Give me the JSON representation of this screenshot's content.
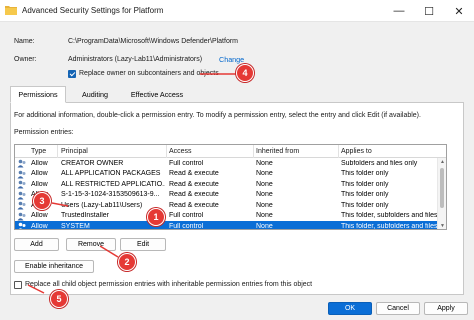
{
  "window": {
    "title": "Advanced Security Settings for Platform",
    "minimize_glyph": "—",
    "maximize_glyph": "☐",
    "close_glyph": "✕"
  },
  "name": {
    "label": "Name:",
    "value": "C:\\ProgramData\\Microsoft\\Windows Defender\\Platform"
  },
  "owner": {
    "label": "Owner:",
    "value": "Administrators (Lazy-Lab11\\Administrators)",
    "change_link": "Change"
  },
  "replace_owner": {
    "label": "Replace owner on subcontainers and objects",
    "checked": true
  },
  "tabs": [
    {
      "label": "Permissions",
      "active": true
    },
    {
      "label": "Auditing",
      "active": false
    },
    {
      "label": "Effective Access",
      "active": false
    }
  ],
  "info_text": "For additional information, double-click a permission entry. To modify a permission entry, select the entry and click Edit (if available).",
  "entries_label": "Permission entries:",
  "columns": [
    "Type",
    "Principal",
    "Access",
    "Inherited from",
    "Applies to"
  ],
  "entries": [
    {
      "type": "Allow",
      "principal": "CREATOR OWNER",
      "access": "Full control",
      "inherited": "None",
      "applies": "Subfolders and files only",
      "selected": false
    },
    {
      "type": "Allow",
      "principal": "ALL APPLICATION PACKAGES",
      "access": "Read & execute",
      "inherited": "None",
      "applies": "This folder only",
      "selected": false
    },
    {
      "type": "Allow",
      "principal": "ALL RESTRICTED APPLICATIO...",
      "access": "Read & execute",
      "inherited": "None",
      "applies": "This folder only",
      "selected": false
    },
    {
      "type": "Allow",
      "principal": "S-1-15-3-1024-3153509613-9...",
      "access": "Read & execute",
      "inherited": "None",
      "applies": "This folder only",
      "selected": false
    },
    {
      "type": "Allow",
      "principal": "Users (Lazy-Lab11\\Users)",
      "access": "Read & execute",
      "inherited": "None",
      "applies": "This folder only",
      "selected": false
    },
    {
      "type": "Allow",
      "principal": "TrustedInstaller",
      "access": "Full control",
      "inherited": "None",
      "applies": "This folder, subfolders and files",
      "selected": false
    },
    {
      "type": "Allow",
      "principal": "SYSTEM",
      "access": "Full control",
      "inherited": "None",
      "applies": "This folder, subfolders and files",
      "selected": true
    }
  ],
  "buttons": {
    "add": "Add",
    "remove": "Remove",
    "edit": "Edit",
    "enable_inheritance": "Enable inheritance",
    "ok": "OK",
    "cancel": "Cancel",
    "apply": "Apply"
  },
  "replace_child": {
    "label": "Replace all child object permission entries with inheritable permission entries from this object",
    "checked": false
  },
  "callouts": [
    "1",
    "2",
    "3",
    "4",
    "5"
  ],
  "colors": {
    "selection": "#0b6ed6",
    "callout": "#e53935",
    "link": "#0066cc"
  }
}
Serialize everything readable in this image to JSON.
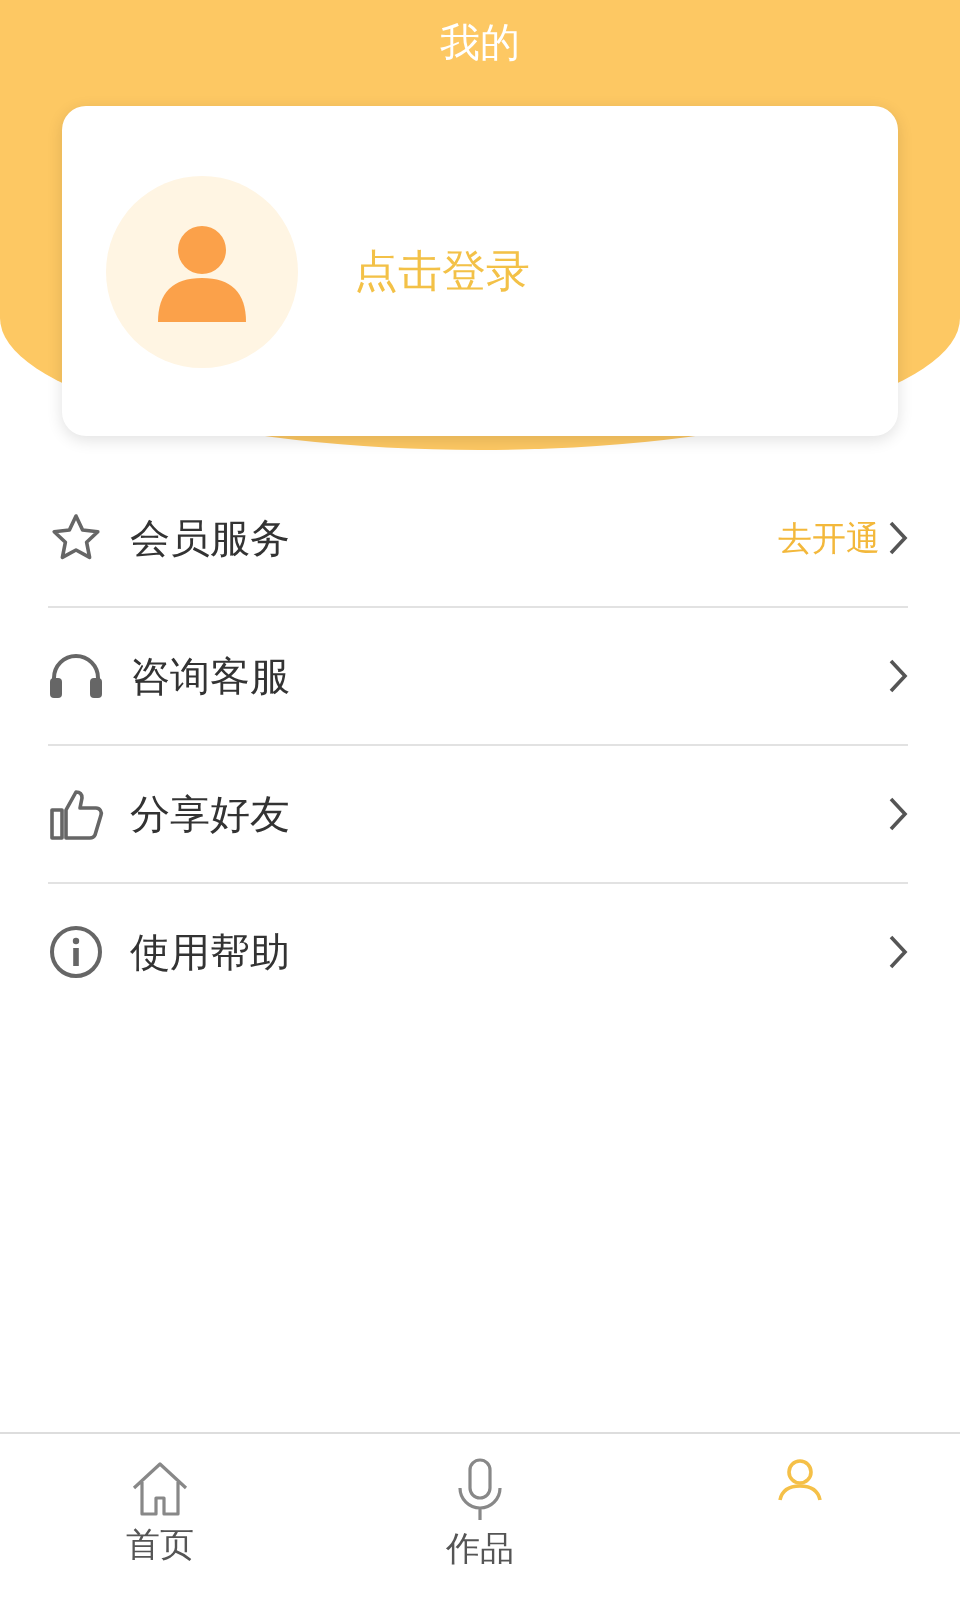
{
  "title": "我的",
  "login": {
    "label": "点击登录"
  },
  "menu": [
    {
      "kind": "star",
      "label": "会员服务",
      "action": "去开通"
    },
    {
      "kind": "headset",
      "label": "咨询客服"
    },
    {
      "kind": "thumb",
      "label": "分享好友"
    },
    {
      "kind": "info",
      "label": "使用帮助"
    }
  ],
  "tabs": [
    {
      "kind": "home",
      "label": "首页",
      "selected": false
    },
    {
      "kind": "mic",
      "label": "作品",
      "selected": false
    },
    {
      "kind": "person",
      "selected": true
    }
  ]
}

***

* **Short task**
Copy every line above word for word and exclude the pictures.

* **Written response**
Give me the JSON representation of this screenshot's content.
{
  "window": {
    "title": "Advanced Security Settings for Platform",
    "minimize_glyph": "—",
    "maximize_glyph": "☐",
    "close_glyph": "✕"
  },
  "name": {
    "label": "Name:",
    "value": "C:\\ProgramData\\Microsoft\\Windows Defender\\Platform"
  },
  "owner": {
    "label": "Owner:",
    "value": "Administrators (Lazy-Lab11\\Administrators)",
    "change_link": "Change"
  },
  "replace_owner": {
    "label": "Replace owner on subcontainers and objects",
    "checked": true
  },
  "tabs": [
    {
      "label": "Permissions",
      "active": true
    },
    {
      "label": "Auditing",
      "active": false
    },
    {
      "label": "Effective Access",
      "active": false
    }
  ],
  "info_text": "For additional information, double-click a permission entry. To modify a permission entry, select the entry and click Edit (if available).",
  "entries_label": "Permission entries:",
  "columns": [
    "Type",
    "Principal",
    "Access",
    "Inherited from",
    "Applies to"
  ],
  "entries": [
    {
      "type": "Allow",
      "principal": "CREATOR OWNER",
      "access": "Full control",
      "inherited": "None",
      "applies": "Subfolders and files only",
      "selected": false
    },
    {
      "type": "Allow",
      "principal": "ALL APPLICATION PACKAGES",
      "access": "Read & execute",
      "inherited": "None",
      "applies": "This folder only",
      "selected": false
    },
    {
      "type": "Allow",
      "principal": "ALL RESTRICTED APPLICATIO...",
      "access": "Read & execute",
      "inherited": "None",
      "applies": "This folder only",
      "selected": false
    },
    {
      "type": "Allow",
      "principal": "S-1-15-3-1024-3153509613-9...",
      "access": "Read & execute",
      "inherited": "None",
      "applies": "This folder only",
      "selected": false
    },
    {
      "type": "Allow",
      "principal": "Users (Lazy-Lab11\\Users)",
      "access": "Read & execute",
      "inherited": "None",
      "applies": "This folder only",
      "selected": false
    },
    {
      "type": "Allow",
      "principal": "TrustedInstaller",
      "access": "Full control",
      "inherited": "None",
      "applies": "This folder, subfolders and files",
      "selected": false
    },
    {
      "type": "Allow",
      "principal": "SYSTEM",
      "access": "Full control",
      "inherited": "None",
      "applies": "This folder, subfolders and files",
      "selected": true
    }
  ],
  "buttons": {
    "add": "Add",
    "remove": "Remove",
    "edit": "Edit",
    "enable_inheritance": "Enable inheritance",
    "ok": "OK",
    "cancel": "Cancel",
    "apply": "Apply"
  },
  "replace_child": {
    "label": "Replace all child object permission entries with inheritable permission entries from this object",
    "checked": false
  },
  "callouts": [
    "1",
    "2",
    "3",
    "4",
    "5"
  ],
  "colors": {
    "selection": "#0b6ed6",
    "callout": "#e53935",
    "link": "#0066cc"
  }
}
Serialize everything readable in this image to JSON.
{
  "title": "我的",
  "login": {
    "label": "点击登录"
  },
  "menu": [
    {
      "kind": "star",
      "label": "会员服务",
      "action": "去开通"
    },
    {
      "kind": "headset",
      "label": "咨询客服"
    },
    {
      "kind": "thumb",
      "label": "分享好友"
    },
    {
      "kind": "info",
      "label": "使用帮助"
    }
  ],
  "tabs": [
    {
      "kind": "home",
      "label": "首页",
      "selected": false
    },
    {
      "kind": "mic",
      "label": "作品",
      "selected": false
    },
    {
      "kind": "person",
      "selected": true
    }
  ]
}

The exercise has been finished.